• Exercise prompt:
Return each line of the data below verbatim; pictures are to be left out.

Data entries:
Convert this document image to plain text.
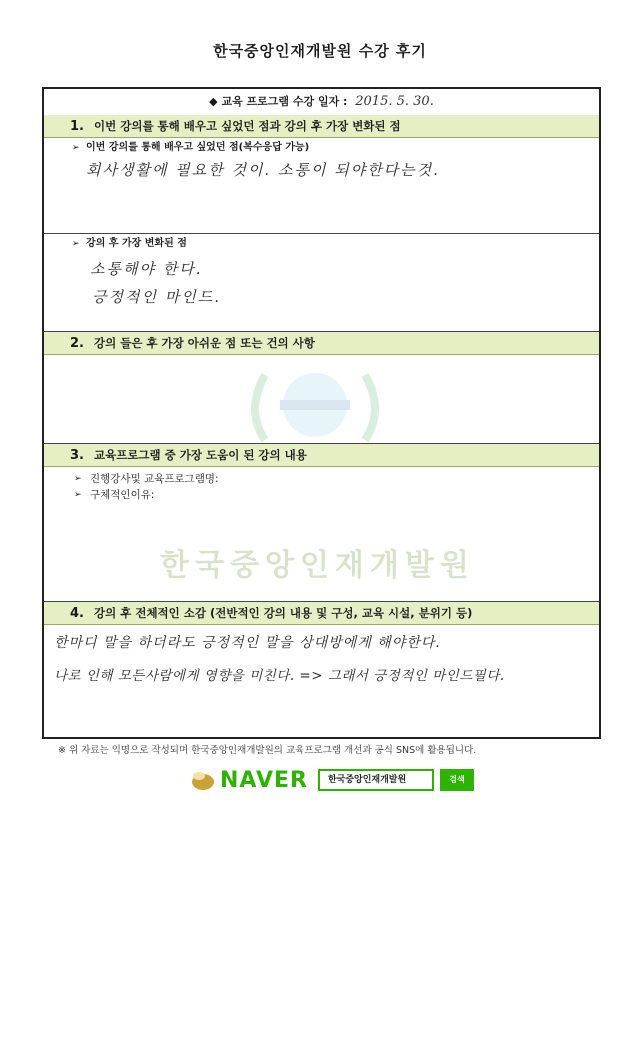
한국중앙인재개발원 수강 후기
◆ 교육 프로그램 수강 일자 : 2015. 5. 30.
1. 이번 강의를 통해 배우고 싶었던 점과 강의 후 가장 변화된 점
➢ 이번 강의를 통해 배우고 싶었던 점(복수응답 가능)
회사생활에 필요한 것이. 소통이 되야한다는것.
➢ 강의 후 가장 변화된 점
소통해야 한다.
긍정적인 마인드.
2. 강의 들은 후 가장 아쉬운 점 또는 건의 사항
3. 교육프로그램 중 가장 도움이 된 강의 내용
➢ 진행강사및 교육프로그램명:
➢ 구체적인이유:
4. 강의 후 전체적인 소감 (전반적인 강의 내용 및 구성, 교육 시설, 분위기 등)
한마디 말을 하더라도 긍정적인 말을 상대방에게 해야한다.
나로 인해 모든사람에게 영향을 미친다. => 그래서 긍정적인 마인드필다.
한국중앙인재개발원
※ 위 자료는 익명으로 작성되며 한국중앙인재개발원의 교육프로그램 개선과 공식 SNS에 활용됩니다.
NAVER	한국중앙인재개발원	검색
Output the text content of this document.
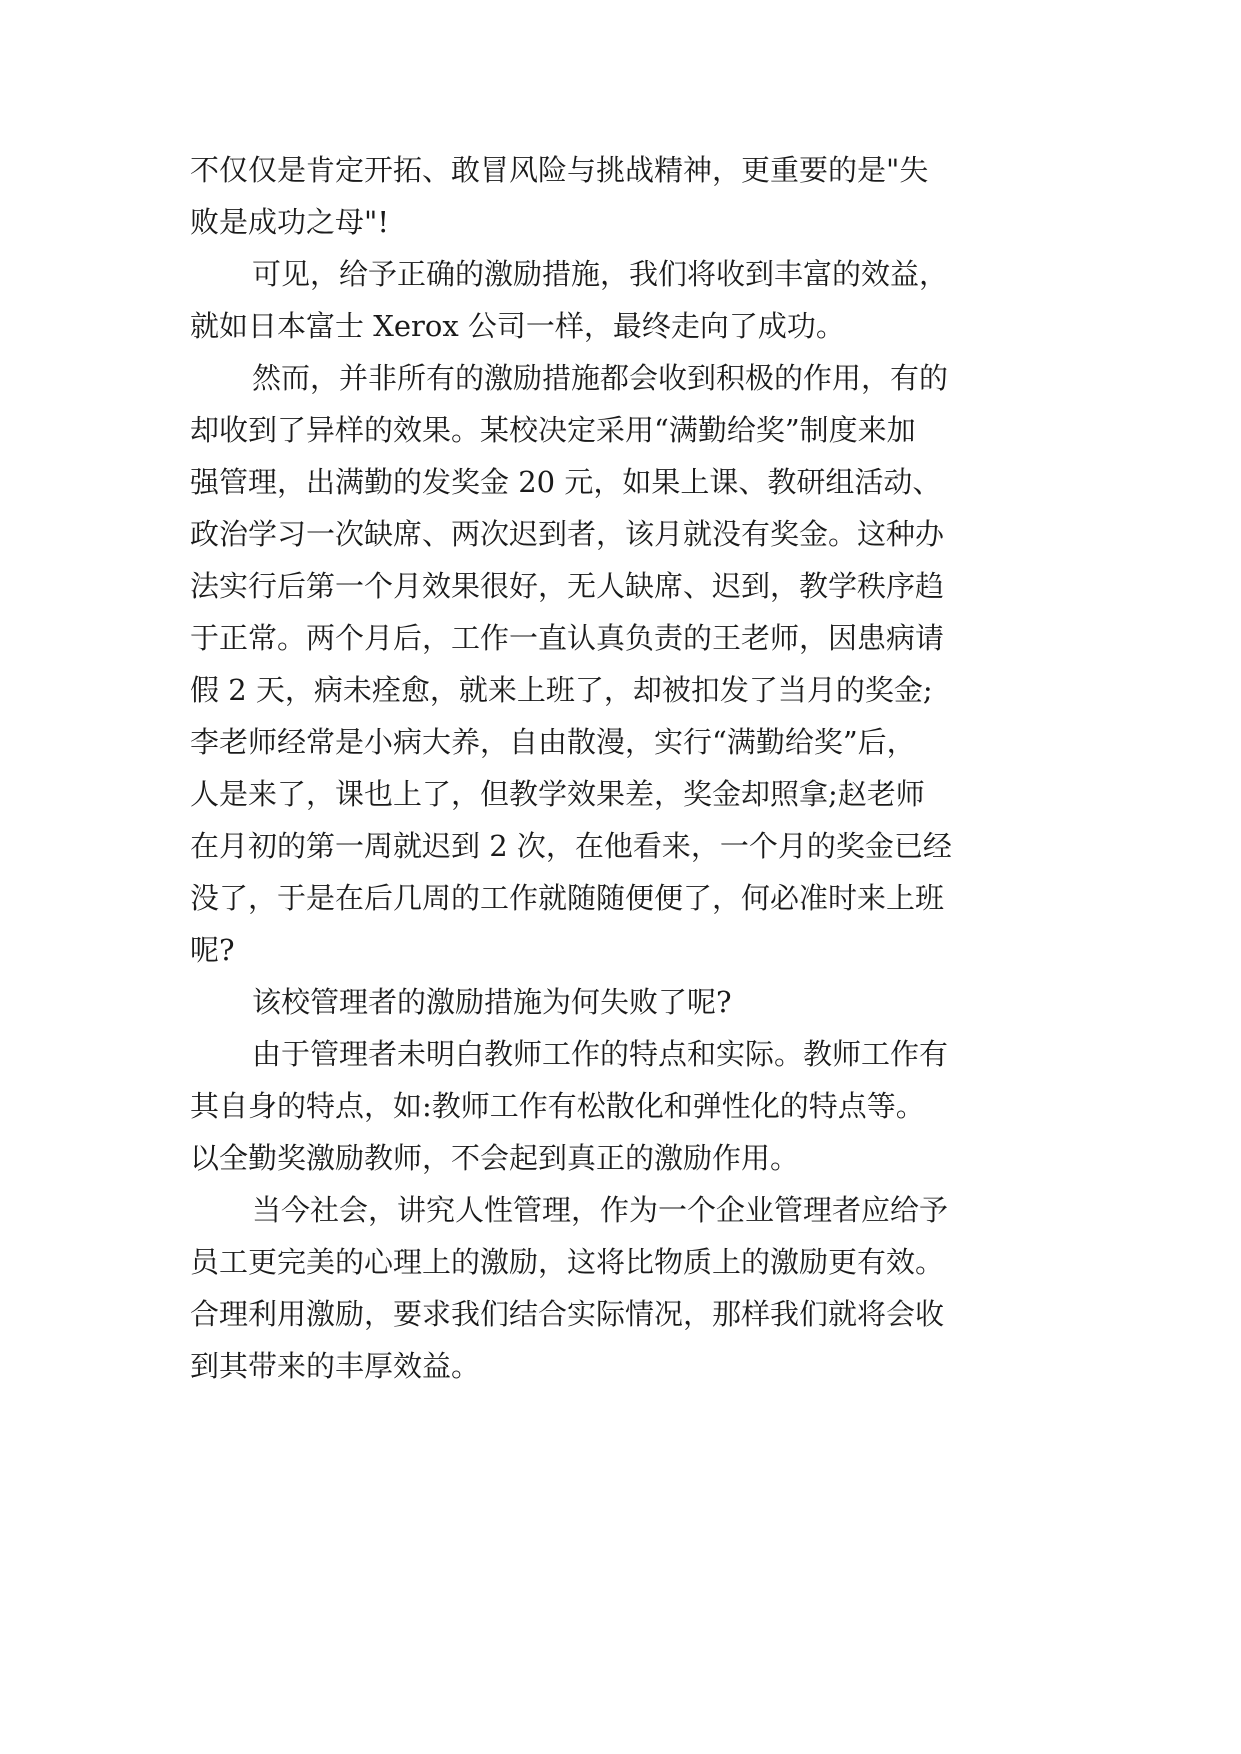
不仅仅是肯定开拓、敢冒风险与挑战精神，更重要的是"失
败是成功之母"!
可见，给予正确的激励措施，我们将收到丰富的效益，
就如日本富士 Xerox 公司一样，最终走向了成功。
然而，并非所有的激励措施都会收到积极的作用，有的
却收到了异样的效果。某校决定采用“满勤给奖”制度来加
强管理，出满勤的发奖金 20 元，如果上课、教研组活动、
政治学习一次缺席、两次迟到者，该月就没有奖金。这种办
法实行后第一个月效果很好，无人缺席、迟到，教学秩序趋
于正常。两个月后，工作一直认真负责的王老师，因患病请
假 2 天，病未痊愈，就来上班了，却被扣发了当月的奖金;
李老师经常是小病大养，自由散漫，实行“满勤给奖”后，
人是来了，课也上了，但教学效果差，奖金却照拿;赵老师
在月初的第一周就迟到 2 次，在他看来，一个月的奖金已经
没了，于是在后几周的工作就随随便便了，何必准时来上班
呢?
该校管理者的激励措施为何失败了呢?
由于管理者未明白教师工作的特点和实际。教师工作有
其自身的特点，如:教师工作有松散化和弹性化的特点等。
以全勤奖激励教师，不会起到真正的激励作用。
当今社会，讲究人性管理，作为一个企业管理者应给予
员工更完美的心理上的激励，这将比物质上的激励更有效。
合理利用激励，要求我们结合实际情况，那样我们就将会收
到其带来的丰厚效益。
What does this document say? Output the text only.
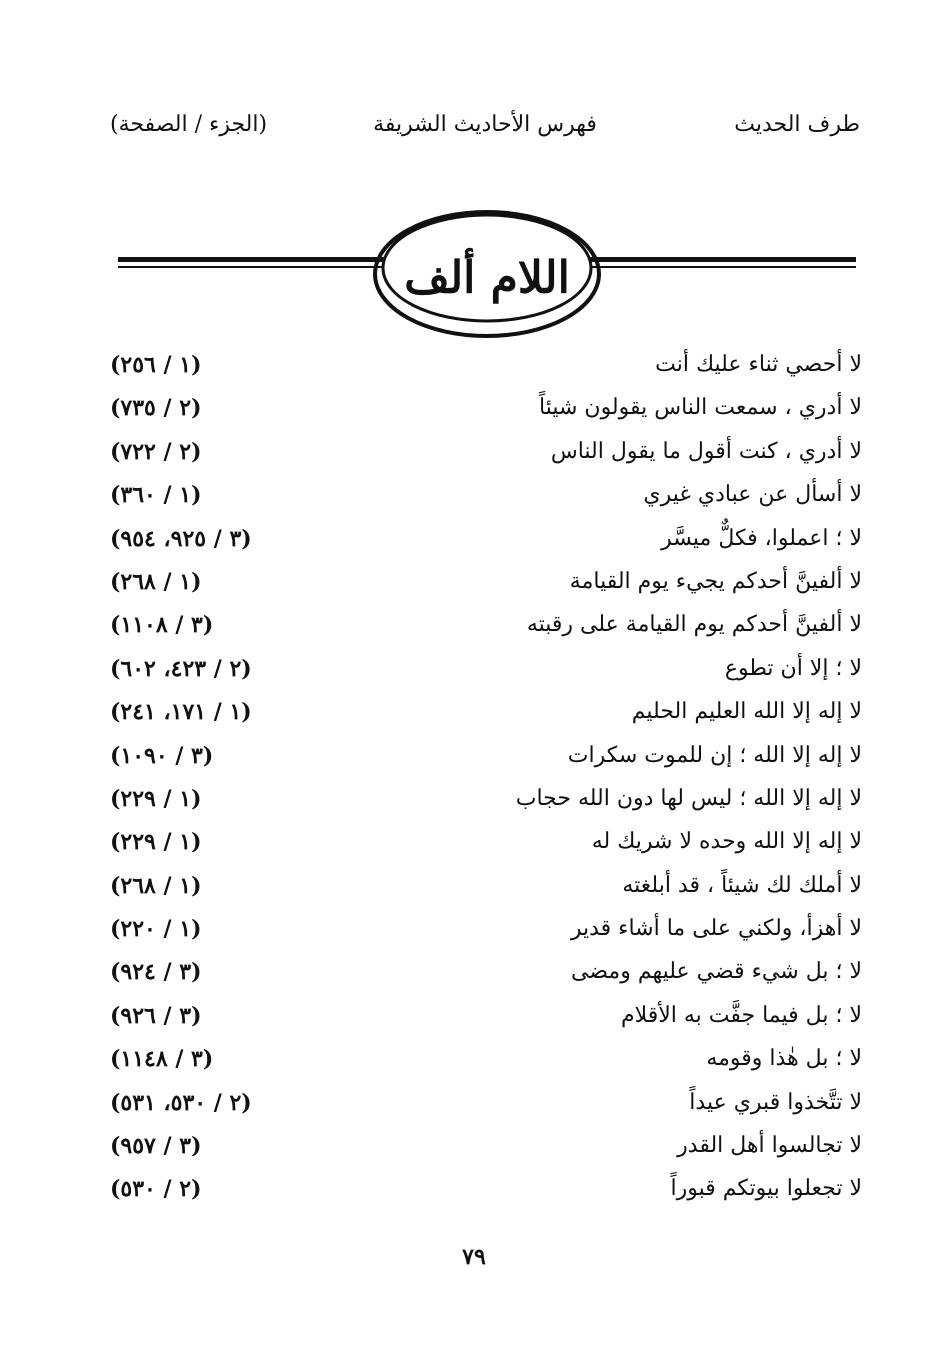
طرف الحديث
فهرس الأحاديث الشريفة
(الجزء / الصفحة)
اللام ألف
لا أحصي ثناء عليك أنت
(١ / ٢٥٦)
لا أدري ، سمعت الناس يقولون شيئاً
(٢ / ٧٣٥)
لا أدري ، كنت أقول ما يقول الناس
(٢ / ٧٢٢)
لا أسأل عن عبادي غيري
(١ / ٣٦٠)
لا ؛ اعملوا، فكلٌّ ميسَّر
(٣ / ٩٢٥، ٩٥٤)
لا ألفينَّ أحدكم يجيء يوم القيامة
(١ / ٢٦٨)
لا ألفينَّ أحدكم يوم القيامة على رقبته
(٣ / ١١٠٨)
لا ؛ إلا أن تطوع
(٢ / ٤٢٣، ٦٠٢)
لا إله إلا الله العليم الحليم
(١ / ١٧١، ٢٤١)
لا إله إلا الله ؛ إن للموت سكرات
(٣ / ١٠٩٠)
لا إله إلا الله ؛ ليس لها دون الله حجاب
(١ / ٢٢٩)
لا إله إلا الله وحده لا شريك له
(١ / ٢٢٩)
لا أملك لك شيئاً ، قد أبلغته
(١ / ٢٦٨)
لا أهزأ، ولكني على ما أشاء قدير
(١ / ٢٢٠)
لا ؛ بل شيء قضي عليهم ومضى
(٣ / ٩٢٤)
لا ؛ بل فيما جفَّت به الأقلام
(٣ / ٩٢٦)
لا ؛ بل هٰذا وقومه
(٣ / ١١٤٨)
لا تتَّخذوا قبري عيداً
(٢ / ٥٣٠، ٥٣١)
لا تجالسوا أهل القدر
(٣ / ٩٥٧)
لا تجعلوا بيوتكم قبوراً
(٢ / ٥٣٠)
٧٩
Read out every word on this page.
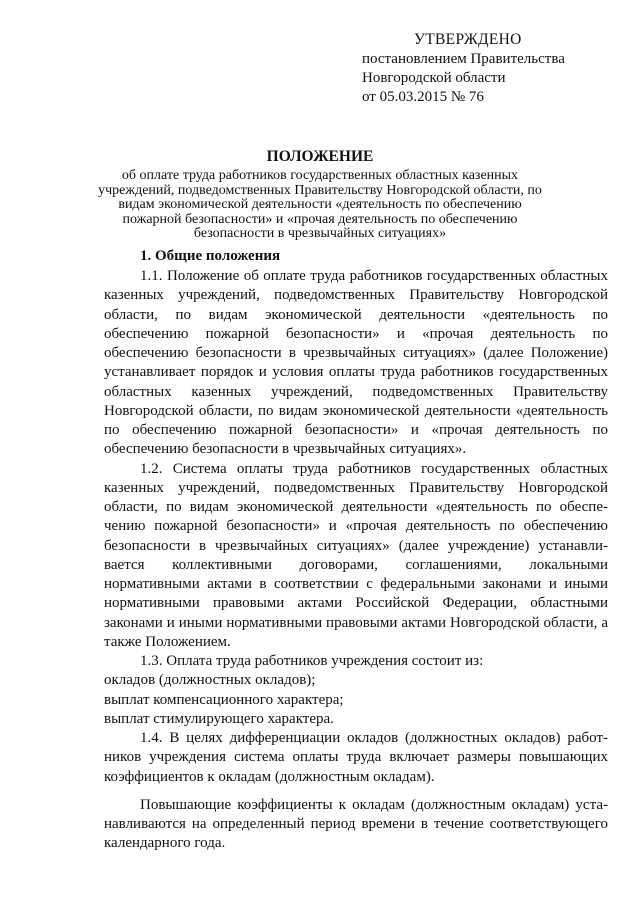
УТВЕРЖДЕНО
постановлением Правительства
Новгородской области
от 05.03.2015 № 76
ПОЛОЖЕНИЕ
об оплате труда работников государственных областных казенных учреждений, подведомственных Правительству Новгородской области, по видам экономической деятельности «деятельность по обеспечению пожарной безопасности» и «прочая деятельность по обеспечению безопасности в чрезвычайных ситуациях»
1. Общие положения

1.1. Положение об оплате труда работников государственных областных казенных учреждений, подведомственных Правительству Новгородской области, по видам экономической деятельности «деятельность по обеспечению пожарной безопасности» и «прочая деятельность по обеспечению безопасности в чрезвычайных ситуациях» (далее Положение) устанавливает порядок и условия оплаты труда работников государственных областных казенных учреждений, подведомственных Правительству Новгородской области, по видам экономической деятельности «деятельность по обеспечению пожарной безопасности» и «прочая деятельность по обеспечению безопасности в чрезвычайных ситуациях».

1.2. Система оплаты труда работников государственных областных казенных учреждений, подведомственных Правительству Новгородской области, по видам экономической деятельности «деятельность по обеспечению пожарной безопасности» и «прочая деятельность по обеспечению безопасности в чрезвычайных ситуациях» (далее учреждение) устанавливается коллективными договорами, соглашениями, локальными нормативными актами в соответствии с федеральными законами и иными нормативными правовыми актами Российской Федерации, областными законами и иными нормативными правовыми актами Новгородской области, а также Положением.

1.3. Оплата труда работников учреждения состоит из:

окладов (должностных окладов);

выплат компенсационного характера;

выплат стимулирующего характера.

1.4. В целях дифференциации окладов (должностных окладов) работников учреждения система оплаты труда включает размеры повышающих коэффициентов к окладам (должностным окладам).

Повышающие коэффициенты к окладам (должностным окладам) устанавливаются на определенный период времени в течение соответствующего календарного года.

• Result for this task:
Convert this document image to plain text.
한국중앙인재개발원 수강 후기
◆ 교육 프로그램 수강 일자 : 2015. 5. 30.
1. 이번 강의를 통해 배우고 싶었던 점과 강의 후 가장 변화된 점
➢ 이번 강의를 통해 배우고 싶었던 점(복수응답 가능)
회사생활에 필요한 것이. 소통이 되야한다는것.
➢ 강의 후 가장 변화된 점
소통해야 한다.
긍정적인 마인드.
2. 강의 들은 후 가장 아쉬운 점 또는 건의 사항
3. 교육프로그램 중 가장 도움이 된 강의 내용
➢ 진행강사및 교육프로그램명:
➢ 구체적인이유:
4. 강의 후 전체적인 소감 (전반적인 강의 내용 및 구성, 교육 시설, 분위기 등)
한마디 말을 하더라도 긍정적인 말을 상대방에게 해야한다.
나로 인해 모든사람에게 영향을 미친다. => 그래서 긍정적인 마인드필다.
한국중앙인재개발원
※ 위 자료는 익명으로 작성되며 한국중앙인재개발원의 교육프로그램 개선과 공식 SNS에 활용됩니다.
NAVER	한국중앙인재개발원	검색
Output the text content of this document.
不仅仅是肯定开拓、敢冒风险与挑战精神，更重要的是"失
败是成功之母"!
可见，给予正确的激励措施，我们将收到丰富的效益，
就如日本富士 Xerox 公司一样，最终走向了成功。
然而，并非所有的激励措施都会收到积极的作用，有的
却收到了异样的效果。某校决定采用“满勤给奖”制度来加
强管理，出满勤的发奖金 20 元，如果上课、教研组活动、
政治学习一次缺席、两次迟到者，该月就没有奖金。这种办
法实行后第一个月效果很好，无人缺席、迟到，教学秩序趋
于正常。两个月后，工作一直认真负责的王老师，因患病请
假 2 天，病未痊愈，就来上班了，却被扣发了当月的奖金;
李老师经常是小病大养，自由散漫，实行“满勤给奖”后，
人是来了，课也上了，但教学效果差，奖金却照拿;赵老师
在月初的第一周就迟到 2 次，在他看来，一个月的奖金已经
没了，于是在后几周的工作就随随便便了，何必准时来上班
呢?
该校管理者的激励措施为何失败了呢?
由于管理者未明白教师工作的特点和实际。教师工作有
其自身的特点，如:教师工作有松散化和弹性化的特点等。
以全勤奖激励教师，不会起到真正的激励作用。
当今社会，讲究人性管理，作为一个企业管理者应给予
员工更完美的心理上的激励，这将比物质上的激励更有效。
合理利用激励，要求我们结合实际情况，那样我们就将会收
到其带来的丰厚效益。
What does this document say? Output the text only.
طرف الحديث
فهرس الأحاديث الشريفة
(الجزء / الصفحة)
اللام ألف
لا أحصي ثناء عليك أنت
(١ / ٢٥٦)
لا أدري ، سمعت الناس يقولون شيئاً
(٢ / ٧٣٥)
لا أدري ، كنت أقول ما يقول الناس
(٢ / ٧٢٢)
لا أسأل عن عبادي غيري
(١ / ٣٦٠)
لا ؛ اعملوا، فكلٌّ ميسَّر
(٣ / ٩٢٥، ٩٥٤)
لا ألفينَّ أحدكم يجيء يوم القيامة
(١ / ٢٦٨)
لا ألفينَّ أحدكم يوم القيامة على رقبته
(٣ / ١١٠٨)
لا ؛ إلا أن تطوع
(٢ / ٤٢٣، ٦٠٢)
لا إله إلا الله العليم الحليم
(١ / ١٧١، ٢٤١)
لا إله إلا الله ؛ إن للموت سكرات
(٣ / ١٠٩٠)
لا إله إلا الله ؛ ليس لها دون الله حجاب
(١ / ٢٢٩)
لا إله إلا الله وحده لا شريك له
(١ / ٢٢٩)
لا أملك لك شيئاً ، قد أبلغته
(١ / ٢٦٨)
لا أهزأ، ولكني على ما أشاء قدير
(١ / ٢٢٠)
لا ؛ بل شيء قضي عليهم ومضى
(٣ / ٩٢٤)
لا ؛ بل فيما جفَّت به الأقلام
(٣ / ٩٢٦)
لا ؛ بل هٰذا وقومه
(٣ / ١١٤٨)
لا تتَّخذوا قبري عيداً
(٢ / ٥٣٠، ٥٣١)
لا تجالسوا أهل القدر
(٣ / ٩٥٧)
لا تجعلوا بيوتكم قبوراً
(٢ / ٥٣٠)
٧٩
Read out every word on this page.
УТВЕРЖДЕНО
постановлением Правительства
Новгородской области
от 05.03.2015 № 76
ПОЛОЖЕНИЕ
об оплате труда работников государственных областных казенных учреждений, подведомственных Правительству Новгородской области, по видам экономической деятельности «деятельность по обеспечению пожарной безопасности» и «прочая деятельность по обеспечению безопасности в чрезвычайных ситуациях»
1. Общие положения

1.1. Положение об оплате труда работников государственных областных казенных учреждений, подведомственных Правительству Новгородской области, по видам экономической деятельности «деятельность по обеспечению пожарной безопасности» и «прочая деятельность по обеспечению безопасности в чрезвычайных ситуациях» (далее Положение) устанавливает порядок и условия оплаты труда работников государственных областных казенных учреждений, подведомственных Правительству Новгородской области, по видам экономической деятельности «деятельность по обеспечению пожарной безопасности» и «прочая деятельность по обеспечению безопасности в чрезвычайных ситуациях».

1.2. Система оплаты труда работников государственных областных казенных учреждений, подведомственных Правительству Новгородской области, по видам экономической деятельности «деятельность по обеспечению пожарной безопасности» и «прочая деятельность по обеспечению безопасности в чрезвычайных ситуациях» (далее учреждение) устанавливается коллективными договорами, соглашениями, локальными нормативными актами в соответствии с федеральными законами и иными нормативными правовыми актами Российской Федерации, областными законами и иными нормативными правовыми актами Новгородской области, а также Положением.

1.3. Оплата труда работников учреждения состоит из:

окладов (должностных окладов);

выплат компенсационного характера;

выплат стимулирующего характера.

1.4. В целях дифференциации окладов (должностных окладов) работников учреждения система оплаты труда включает размеры повышающих коэффициентов к окладам (должностным окладам).

Повышающие коэффициенты к окладам (должностным окладам) устанавливаются на определенный период времени в течение соответствующего календарного года.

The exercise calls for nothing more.